## Dataset excerpts:
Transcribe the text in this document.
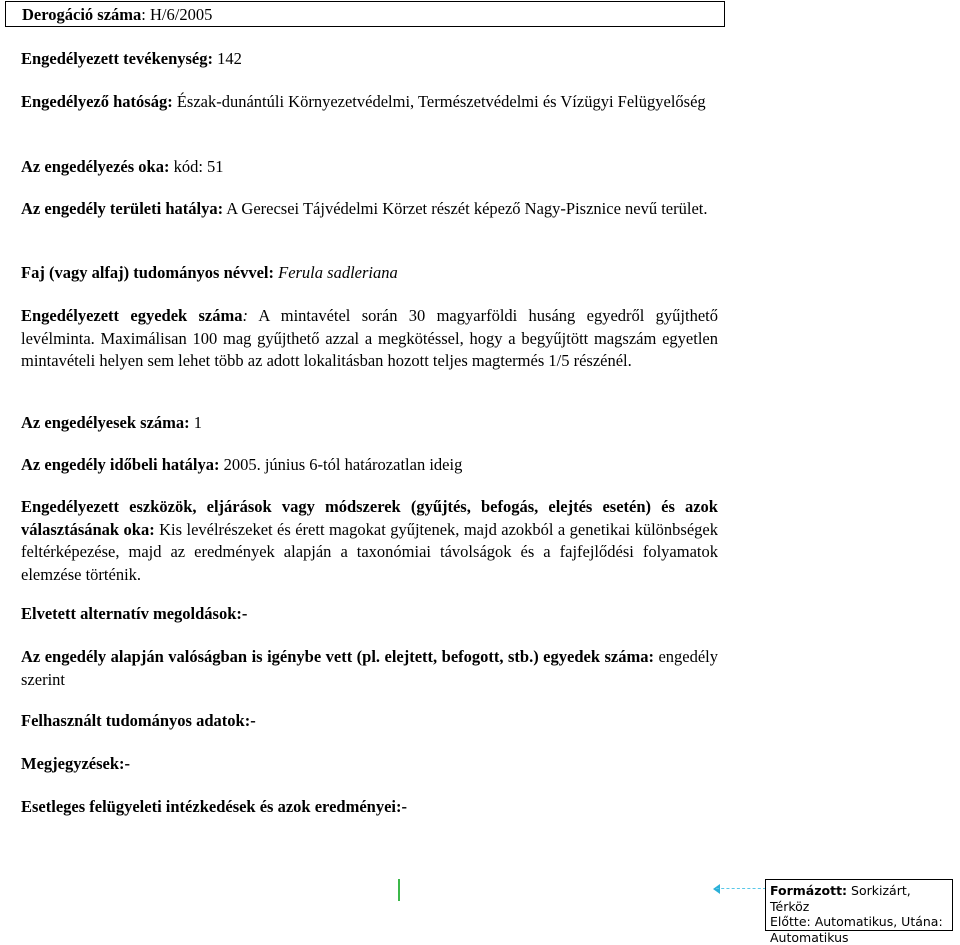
Derogáció száma: H/6/2005

Engedélyezett tevékenység: 142

Engedélyező hatóság: Észak-dunántúli Környezetvédelmi, Természetvédelmi és Vízügyi Felügyelőség

Az engedélyezés oka: kód: 51

Az engedély területi hatálya: A Gerecsei Tájvédelmi Körzet részét képező Nagy-Pisznice nevű terület.

Faj (vagy alfaj) tudományos névvel: Ferula sadleriana

Engedélyezett egyedek száma: A mintavétel során 30 magyarföldi husáng egyedről gyűjthető levélminta. Maximálisan 100 mag gyűjthető azzal a megkötéssel, hogy a begyűjtött magszám egyetlen mintavételi helyen sem lehet több az adott lokalitásban hozott teljes magtermés 1/5 részénél.

Az engedélyesek száma: 1

Az engedély időbeli hatálya: 2005. június 6-tól határozatlan ideig

Engedélyezett eszközök, eljárások vagy módszerek (gyűjtés, befogás, elejtés esetén) és azok választásának oka: Kis levélrészeket és érett magokat gyűjtenek, majd azokból a genetikai különbségek feltérképezése, majd az eredmények alapján a taxonómiai távolságok és a fajfejlődési folyamatok elemzése történik.

Elvetett alternatív megoldások:-

Az engedély alapján valóságban is igénybe vett (pl. elejtett, befogott, stb.) egyedek száma: engedély szerint

Felhasznált tudományos adatok:-

Megjegyzések:-

Esetleges felügyeleti intézkedések és azok eredményei:-

Formázott: Sorkizárt, Térköz
Előtte: Automatikus, Utána:
Automatikus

## Given problem:
Identify the lines of the data that contain the word "száma". Copy each of them.

## Written response:
Derogáció száma: H/6/2005
Engedélyezett egyedek száma: A mintavétel során 30 magyarföldi husáng egyedről gyűjthető levélminta. Maximálisan 100 mag gyűjthető azzal a megkötéssel, hogy a begyűjtött magszám egyetlen mintavételi helyen sem lehet több az adott lokalitásban hozott teljes magtermés 1/5 részénél.
Az engedélyesek száma: 1
Az engedély alapján valóságban is igénybe vett (pl. elejtett, befogott, stb.) egyedek száma: engedély szerint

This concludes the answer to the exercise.